[BEGIN Given information]

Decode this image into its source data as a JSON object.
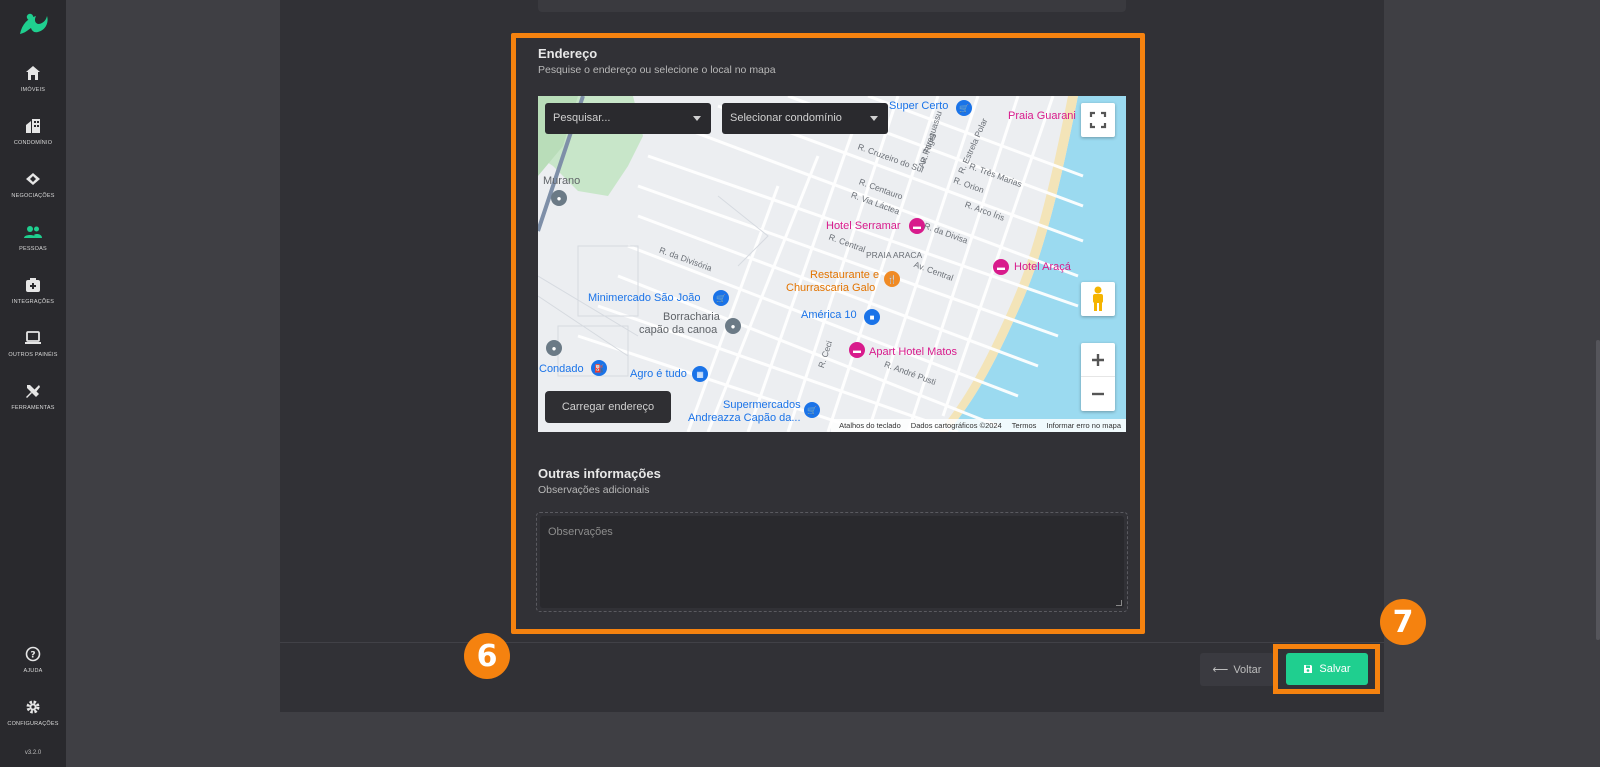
{
  "app": {
    "version": "v3.2.0",
    "accent": "#1fcf8f",
    "highlight": "#f5820f"
  },
  "sidebar": {
    "items": [
      {
        "label": "IMÓVEIS",
        "icon": "home-icon"
      },
      {
        "label": "CONDOMÍNIO",
        "icon": "building-icon"
      },
      {
        "label": "NEGOCIAÇÕES",
        "icon": "handshake-icon"
      },
      {
        "label": "PESSOAS",
        "icon": "people-icon"
      },
      {
        "label": "INTEGRAÇÕES",
        "icon": "integration-icon"
      },
      {
        "label": "OUTROS PAINÉIS",
        "icon": "laptop-icon"
      },
      {
        "label": "FERRAMENTAS",
        "icon": "tools-icon"
      }
    ],
    "bottom": [
      {
        "label": "AJUDA",
        "icon": "help-icon"
      },
      {
        "label": "CONFIGURAÇÕES",
        "icon": "gear-icon"
      }
    ]
  },
  "address": {
    "title": "Endereço",
    "subtitle": "Pesquise o endereço ou selecione o local no mapa",
    "search_placeholder": "Pesquisar...",
    "condo_placeholder": "Selecionar condomínio",
    "load_button": "Carregar endereço"
  },
  "map": {
    "places": {
      "super_certo": "Super Certo",
      "praia_guarani": "Praia Guarani",
      "murano": "Murano",
      "hotel_serramar": "Hotel Serramar",
      "hotel_araca": "Hotel Araçá",
      "restaurante_1": "Restaurante e",
      "restaurante_2": "Churrascaria Galo",
      "minimercado": "Minimercado São João",
      "borracharia_1": "Borracharia",
      "borracharia_2": "capão da canoa",
      "america": "América 10",
      "apart": "Apart Hotel Matos",
      "condado": "Condado",
      "agro": "Agro é tudo",
      "super_1": "Supermercados",
      "super_2": "Andreazza Capão da..."
    },
    "streets": {
      "paraguassu": "Av. Paraguassu",
      "rigel": "R. Rigel",
      "estrela_polar": "R. Estrela Polar",
      "cruzeiro": "R. Cruzeiro do Sul",
      "tres_marias": "R. Três Marias",
      "orion": "R. Orion",
      "centauro": "R. Centauro",
      "via_lactea": "R. Via Láctea",
      "arco_iris": "R. Arco Íris",
      "da_divisa": "R. da Divisa",
      "central": "R. Central",
      "praia_araca": "PRAIA ARACA",
      "av_central": "Av. Central",
      "divisoria": "R. da Divisória",
      "ceci": "R. Ceci",
      "andre_pusti": "R. André Pusti"
    },
    "attribution": [
      "Atalhos do teclado",
      "Dados cartográficos ©2024",
      "Termos",
      "Informar erro no mapa"
    ]
  },
  "other": {
    "title": "Outras informações",
    "subtitle": "Observações adicionais",
    "obs_placeholder": "Observações"
  },
  "footer": {
    "back_label": "Voltar",
    "save_label": "Salvar"
  },
  "steps": {
    "six": "6",
    "seven": "7"
  }
}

[END Given information]

◆ Stated task ◆
Show all lines from the listing above in which "Hotel" appears.

◆ Answer below ◆
      "hotel_serramar": "Hotel Serramar",
      "hotel_araca": "Hotel Araçá",
      "apart": "Apart Hotel Matos",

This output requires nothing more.